* _Task details_
In how many lines of the data does the word "cases" appear? Give the number by itself.

Figure data in JSON
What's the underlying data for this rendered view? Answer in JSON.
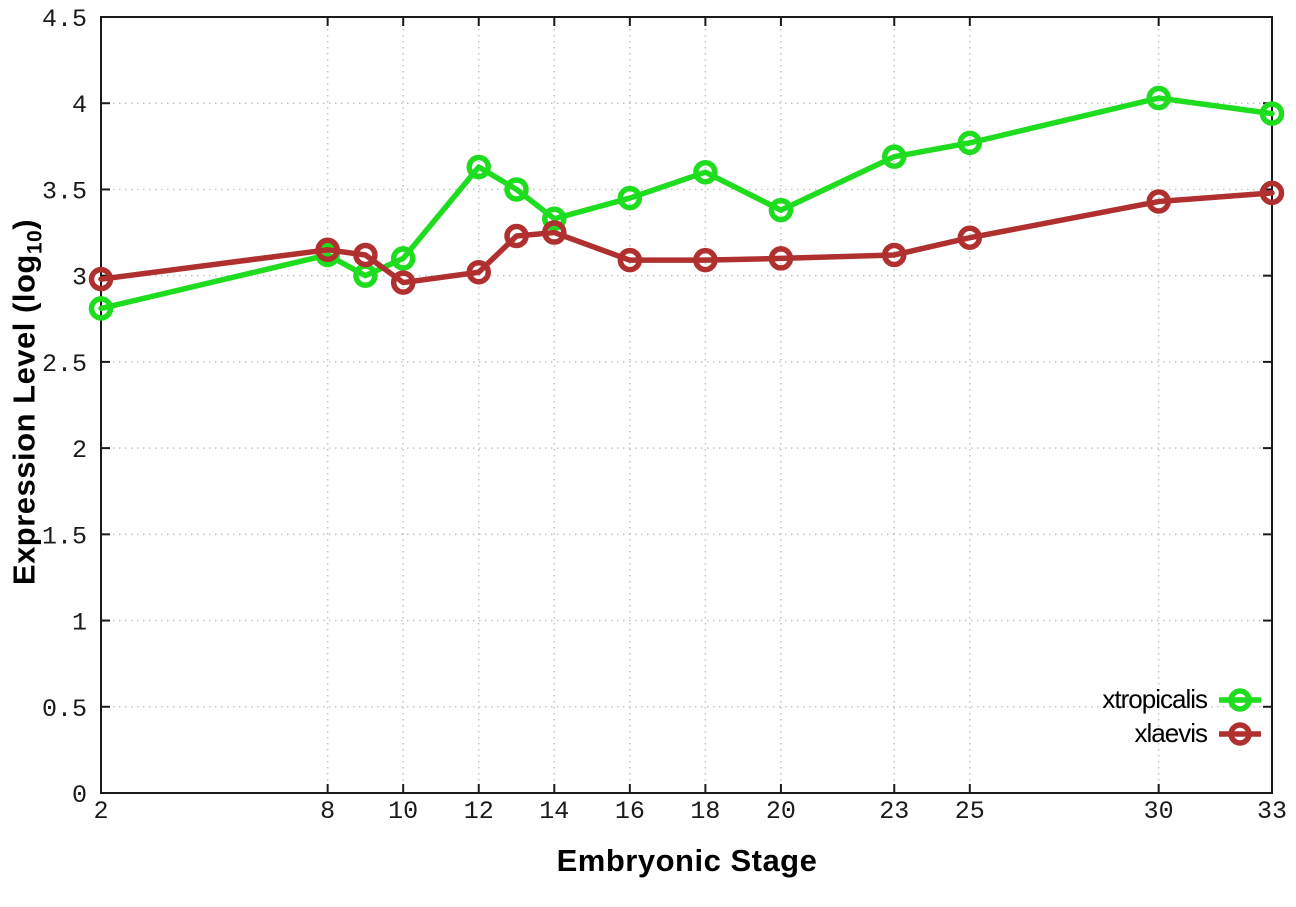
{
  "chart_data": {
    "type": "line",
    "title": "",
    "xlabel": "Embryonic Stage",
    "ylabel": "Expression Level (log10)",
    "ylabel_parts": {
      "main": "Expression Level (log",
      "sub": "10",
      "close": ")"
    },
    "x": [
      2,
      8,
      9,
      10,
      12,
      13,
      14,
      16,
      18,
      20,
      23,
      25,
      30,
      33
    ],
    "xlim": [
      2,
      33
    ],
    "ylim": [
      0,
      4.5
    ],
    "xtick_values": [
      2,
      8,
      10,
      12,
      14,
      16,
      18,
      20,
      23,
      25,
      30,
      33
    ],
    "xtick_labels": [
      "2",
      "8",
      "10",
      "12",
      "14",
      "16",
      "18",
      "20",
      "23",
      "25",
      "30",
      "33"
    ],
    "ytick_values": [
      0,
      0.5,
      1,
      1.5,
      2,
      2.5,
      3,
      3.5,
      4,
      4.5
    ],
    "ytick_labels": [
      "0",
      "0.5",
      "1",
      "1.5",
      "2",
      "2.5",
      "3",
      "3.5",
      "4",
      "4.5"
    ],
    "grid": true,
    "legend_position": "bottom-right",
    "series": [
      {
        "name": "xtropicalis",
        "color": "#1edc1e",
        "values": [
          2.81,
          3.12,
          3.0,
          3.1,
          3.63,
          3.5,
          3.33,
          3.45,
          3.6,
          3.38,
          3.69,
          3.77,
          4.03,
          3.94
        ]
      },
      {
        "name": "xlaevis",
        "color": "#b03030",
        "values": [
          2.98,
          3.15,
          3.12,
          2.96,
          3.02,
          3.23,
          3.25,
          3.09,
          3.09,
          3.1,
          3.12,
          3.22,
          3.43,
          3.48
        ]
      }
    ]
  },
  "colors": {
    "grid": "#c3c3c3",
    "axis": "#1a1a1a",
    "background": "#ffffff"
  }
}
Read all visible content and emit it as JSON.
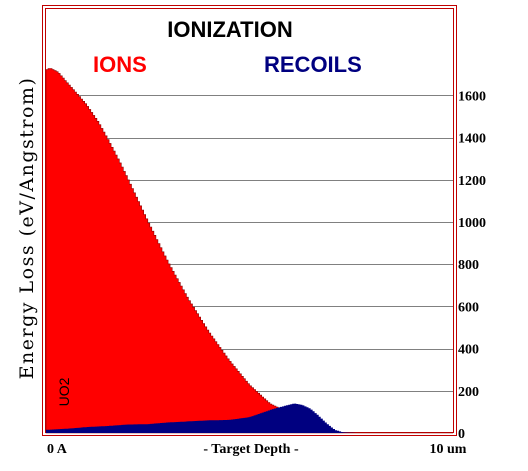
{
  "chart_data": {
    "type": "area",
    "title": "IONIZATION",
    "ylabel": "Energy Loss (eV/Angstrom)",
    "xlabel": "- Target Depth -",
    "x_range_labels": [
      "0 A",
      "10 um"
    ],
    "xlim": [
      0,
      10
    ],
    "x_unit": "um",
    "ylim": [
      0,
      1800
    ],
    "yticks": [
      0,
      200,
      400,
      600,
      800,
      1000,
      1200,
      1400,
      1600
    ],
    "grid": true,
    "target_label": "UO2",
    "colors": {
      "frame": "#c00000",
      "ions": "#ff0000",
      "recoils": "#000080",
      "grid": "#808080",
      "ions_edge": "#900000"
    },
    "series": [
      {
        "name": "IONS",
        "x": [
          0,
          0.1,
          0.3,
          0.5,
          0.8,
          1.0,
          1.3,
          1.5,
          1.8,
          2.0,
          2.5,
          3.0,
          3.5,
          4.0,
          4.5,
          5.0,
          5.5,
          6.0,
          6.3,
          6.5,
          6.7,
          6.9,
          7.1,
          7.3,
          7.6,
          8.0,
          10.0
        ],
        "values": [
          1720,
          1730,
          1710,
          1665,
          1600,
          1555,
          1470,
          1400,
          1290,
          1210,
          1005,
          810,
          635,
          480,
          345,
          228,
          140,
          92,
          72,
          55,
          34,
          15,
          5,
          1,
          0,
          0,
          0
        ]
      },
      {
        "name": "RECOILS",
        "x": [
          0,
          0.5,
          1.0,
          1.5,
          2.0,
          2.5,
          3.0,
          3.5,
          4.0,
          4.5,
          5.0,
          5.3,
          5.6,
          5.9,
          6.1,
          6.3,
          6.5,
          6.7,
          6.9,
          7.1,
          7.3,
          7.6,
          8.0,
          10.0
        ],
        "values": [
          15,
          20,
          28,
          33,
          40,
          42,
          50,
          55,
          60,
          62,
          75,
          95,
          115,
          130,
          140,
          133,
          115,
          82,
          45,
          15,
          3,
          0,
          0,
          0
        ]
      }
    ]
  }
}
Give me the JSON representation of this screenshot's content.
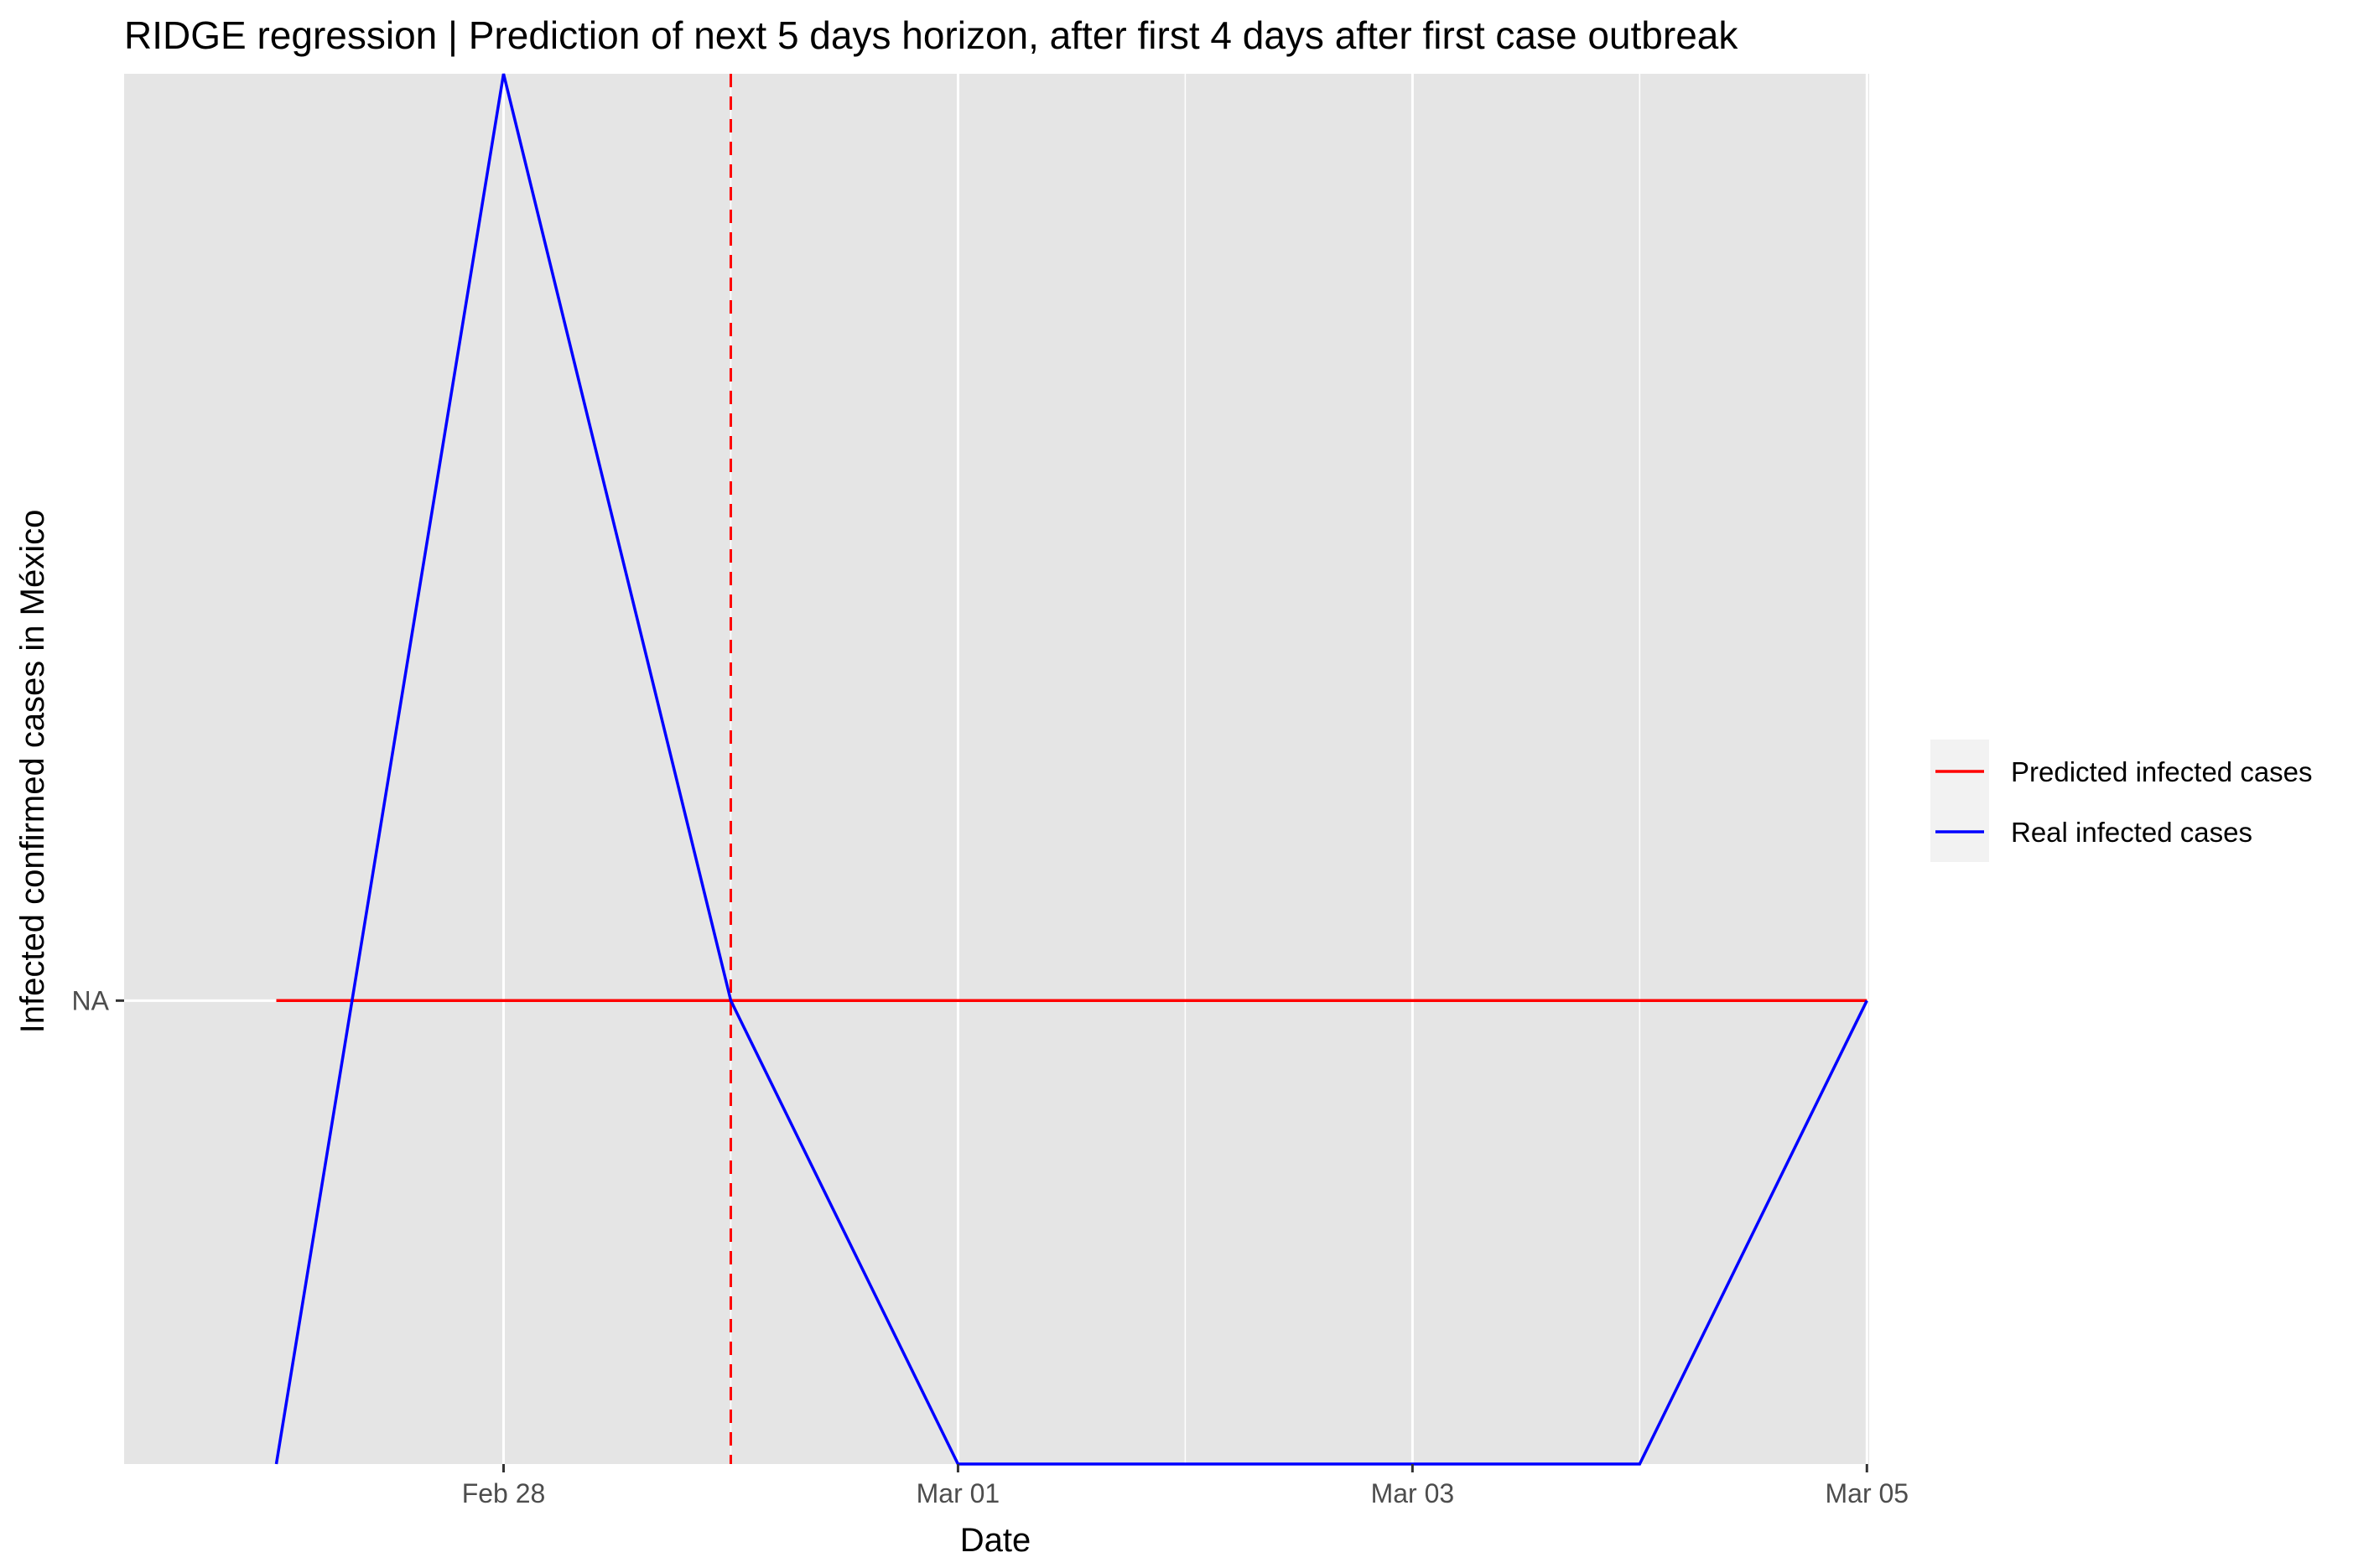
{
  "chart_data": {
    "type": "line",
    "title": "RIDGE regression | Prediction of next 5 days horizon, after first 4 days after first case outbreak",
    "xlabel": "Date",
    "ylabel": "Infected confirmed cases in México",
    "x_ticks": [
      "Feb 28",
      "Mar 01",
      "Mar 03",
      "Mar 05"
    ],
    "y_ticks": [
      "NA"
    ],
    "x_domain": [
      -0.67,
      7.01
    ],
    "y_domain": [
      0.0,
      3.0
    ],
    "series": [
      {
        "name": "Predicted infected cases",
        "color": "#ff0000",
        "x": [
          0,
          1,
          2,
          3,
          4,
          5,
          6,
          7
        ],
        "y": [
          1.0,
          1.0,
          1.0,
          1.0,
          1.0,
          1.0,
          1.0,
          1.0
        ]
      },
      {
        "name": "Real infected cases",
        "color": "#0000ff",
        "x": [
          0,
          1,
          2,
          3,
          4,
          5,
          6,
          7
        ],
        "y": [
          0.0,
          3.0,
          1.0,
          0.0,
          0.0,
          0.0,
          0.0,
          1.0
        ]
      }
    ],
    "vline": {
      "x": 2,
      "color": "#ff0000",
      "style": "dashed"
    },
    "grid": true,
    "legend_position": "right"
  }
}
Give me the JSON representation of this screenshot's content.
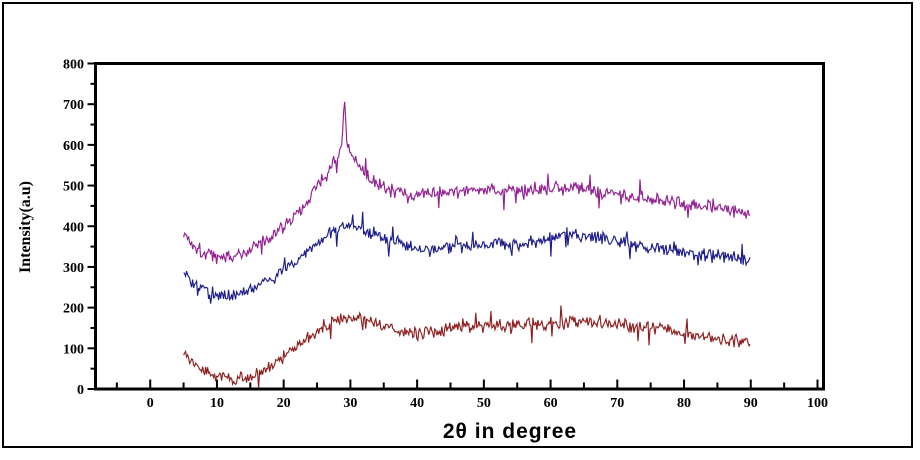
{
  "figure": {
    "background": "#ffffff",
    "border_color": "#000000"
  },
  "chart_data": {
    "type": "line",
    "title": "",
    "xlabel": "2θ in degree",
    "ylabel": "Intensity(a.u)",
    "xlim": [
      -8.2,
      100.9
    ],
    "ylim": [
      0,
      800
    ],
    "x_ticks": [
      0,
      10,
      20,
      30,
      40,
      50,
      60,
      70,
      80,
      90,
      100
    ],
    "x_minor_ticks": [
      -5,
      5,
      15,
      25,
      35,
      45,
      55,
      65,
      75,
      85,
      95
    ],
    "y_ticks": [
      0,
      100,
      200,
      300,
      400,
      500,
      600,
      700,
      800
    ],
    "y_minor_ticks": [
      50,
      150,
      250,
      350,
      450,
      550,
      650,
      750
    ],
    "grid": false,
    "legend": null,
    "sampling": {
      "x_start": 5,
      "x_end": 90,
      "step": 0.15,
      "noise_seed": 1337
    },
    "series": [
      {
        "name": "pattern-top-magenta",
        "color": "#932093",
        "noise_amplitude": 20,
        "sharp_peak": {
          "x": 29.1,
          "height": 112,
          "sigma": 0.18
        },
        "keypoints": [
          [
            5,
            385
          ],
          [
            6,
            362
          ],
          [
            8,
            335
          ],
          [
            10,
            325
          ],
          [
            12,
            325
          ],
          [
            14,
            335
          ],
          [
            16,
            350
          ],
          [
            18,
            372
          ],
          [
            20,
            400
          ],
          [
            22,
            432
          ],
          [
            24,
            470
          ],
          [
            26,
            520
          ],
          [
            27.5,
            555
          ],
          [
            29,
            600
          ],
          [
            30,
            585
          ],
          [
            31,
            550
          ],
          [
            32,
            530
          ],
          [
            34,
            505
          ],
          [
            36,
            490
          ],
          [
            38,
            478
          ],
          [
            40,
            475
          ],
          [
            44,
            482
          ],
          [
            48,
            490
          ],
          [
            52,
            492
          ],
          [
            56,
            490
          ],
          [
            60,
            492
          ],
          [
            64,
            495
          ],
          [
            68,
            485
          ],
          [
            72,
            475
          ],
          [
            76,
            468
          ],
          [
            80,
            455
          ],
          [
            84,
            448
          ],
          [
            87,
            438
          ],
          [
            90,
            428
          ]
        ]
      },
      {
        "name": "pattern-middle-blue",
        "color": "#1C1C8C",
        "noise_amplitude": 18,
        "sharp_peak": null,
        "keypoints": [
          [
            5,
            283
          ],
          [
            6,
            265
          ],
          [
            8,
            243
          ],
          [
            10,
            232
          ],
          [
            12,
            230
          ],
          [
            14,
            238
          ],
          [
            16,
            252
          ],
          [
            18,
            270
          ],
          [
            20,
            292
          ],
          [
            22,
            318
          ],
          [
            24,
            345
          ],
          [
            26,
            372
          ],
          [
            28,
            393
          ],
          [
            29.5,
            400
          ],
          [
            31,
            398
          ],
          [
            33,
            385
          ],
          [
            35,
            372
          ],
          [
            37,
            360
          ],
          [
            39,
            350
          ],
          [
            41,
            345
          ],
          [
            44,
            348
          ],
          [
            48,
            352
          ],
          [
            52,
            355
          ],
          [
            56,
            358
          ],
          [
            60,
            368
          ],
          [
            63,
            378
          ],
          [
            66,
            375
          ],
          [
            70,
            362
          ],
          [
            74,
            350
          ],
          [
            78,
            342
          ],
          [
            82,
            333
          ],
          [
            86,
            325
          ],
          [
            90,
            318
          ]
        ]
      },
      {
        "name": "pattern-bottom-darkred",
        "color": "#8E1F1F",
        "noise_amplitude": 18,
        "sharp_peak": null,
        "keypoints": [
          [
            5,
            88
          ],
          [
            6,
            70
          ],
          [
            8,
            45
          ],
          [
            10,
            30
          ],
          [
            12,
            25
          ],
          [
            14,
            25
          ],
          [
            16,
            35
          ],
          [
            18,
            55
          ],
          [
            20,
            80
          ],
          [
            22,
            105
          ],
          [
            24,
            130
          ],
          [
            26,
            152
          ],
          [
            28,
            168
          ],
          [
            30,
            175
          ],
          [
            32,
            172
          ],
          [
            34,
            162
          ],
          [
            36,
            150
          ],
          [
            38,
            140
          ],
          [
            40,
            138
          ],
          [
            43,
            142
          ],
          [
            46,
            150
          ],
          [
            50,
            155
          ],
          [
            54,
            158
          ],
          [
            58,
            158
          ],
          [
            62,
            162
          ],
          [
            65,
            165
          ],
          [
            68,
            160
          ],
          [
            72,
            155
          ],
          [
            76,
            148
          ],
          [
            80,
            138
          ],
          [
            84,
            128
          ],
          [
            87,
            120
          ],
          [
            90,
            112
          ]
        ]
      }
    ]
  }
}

* _The response_
3